STORED RECORDS:
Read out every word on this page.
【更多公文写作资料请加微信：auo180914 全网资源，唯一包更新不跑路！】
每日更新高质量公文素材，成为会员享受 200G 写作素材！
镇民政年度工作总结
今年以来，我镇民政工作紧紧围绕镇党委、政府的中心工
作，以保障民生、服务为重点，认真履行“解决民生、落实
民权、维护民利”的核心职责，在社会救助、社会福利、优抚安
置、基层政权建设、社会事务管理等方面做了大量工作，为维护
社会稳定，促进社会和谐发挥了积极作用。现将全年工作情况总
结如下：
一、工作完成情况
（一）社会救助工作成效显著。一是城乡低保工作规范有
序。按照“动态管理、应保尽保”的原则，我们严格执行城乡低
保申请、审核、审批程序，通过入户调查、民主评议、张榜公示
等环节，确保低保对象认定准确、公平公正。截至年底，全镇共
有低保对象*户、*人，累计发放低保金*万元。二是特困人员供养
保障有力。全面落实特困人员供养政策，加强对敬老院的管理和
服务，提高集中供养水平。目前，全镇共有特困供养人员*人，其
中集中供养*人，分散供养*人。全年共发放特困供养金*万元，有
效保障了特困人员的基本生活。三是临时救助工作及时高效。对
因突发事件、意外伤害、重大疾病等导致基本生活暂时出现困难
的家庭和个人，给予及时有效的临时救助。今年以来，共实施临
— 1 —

EXERCISE GOAL:
Extract all of the data above without altering anything.

EXERCISE RESPONSE:
Read out every word on this page.
【更多公文写作资料请加微信：auo180914 全网资源，唯一包更新不跑路！】
每日更新高质量公文素材，成为会员享受 200G 写作素材！
镇民政年度工作总结
今年以来，我镇民政工作紧紧围绕镇党委、政府的中心工
作，以保障民生、服务为重点，认真履行“解决民生、落实
民权、维护民利”的核心职责，在社会救助、社会福利、优抚安
置、基层政权建设、社会事务管理等方面做了大量工作，为维护
社会稳定，促进社会和谐发挥了积极作用。现将全年工作情况总
结如下：
一、工作完成情况
（一）社会救助工作成效显著。一是城乡低保工作规范有
序。按照“动态管理、应保尽保”的原则，我们严格执行城乡低
保申请、审核、审批程序，通过入户调查、民主评议、张榜公示
等环节，确保低保对象认定准确、公平公正。截至年底，全镇共
有低保对象*户、*人，累计发放低保金*万元。二是特困人员供养
保障有力。全面落实特困人员供养政策，加强对敬老院的管理和
服务，提高集中供养水平。目前，全镇共有特困供养人员*人，其
中集中供养*人，分散供养*人。全年共发放特困供养金*万元，有
效保障了特困人员的基本生活。三是临时救助工作及时高效。对
因突发事件、意外伤害、重大疾病等导致基本生活暂时出现困难
的家庭和个人，给予及时有效的临时救助。今年以来，共实施临
— 1 —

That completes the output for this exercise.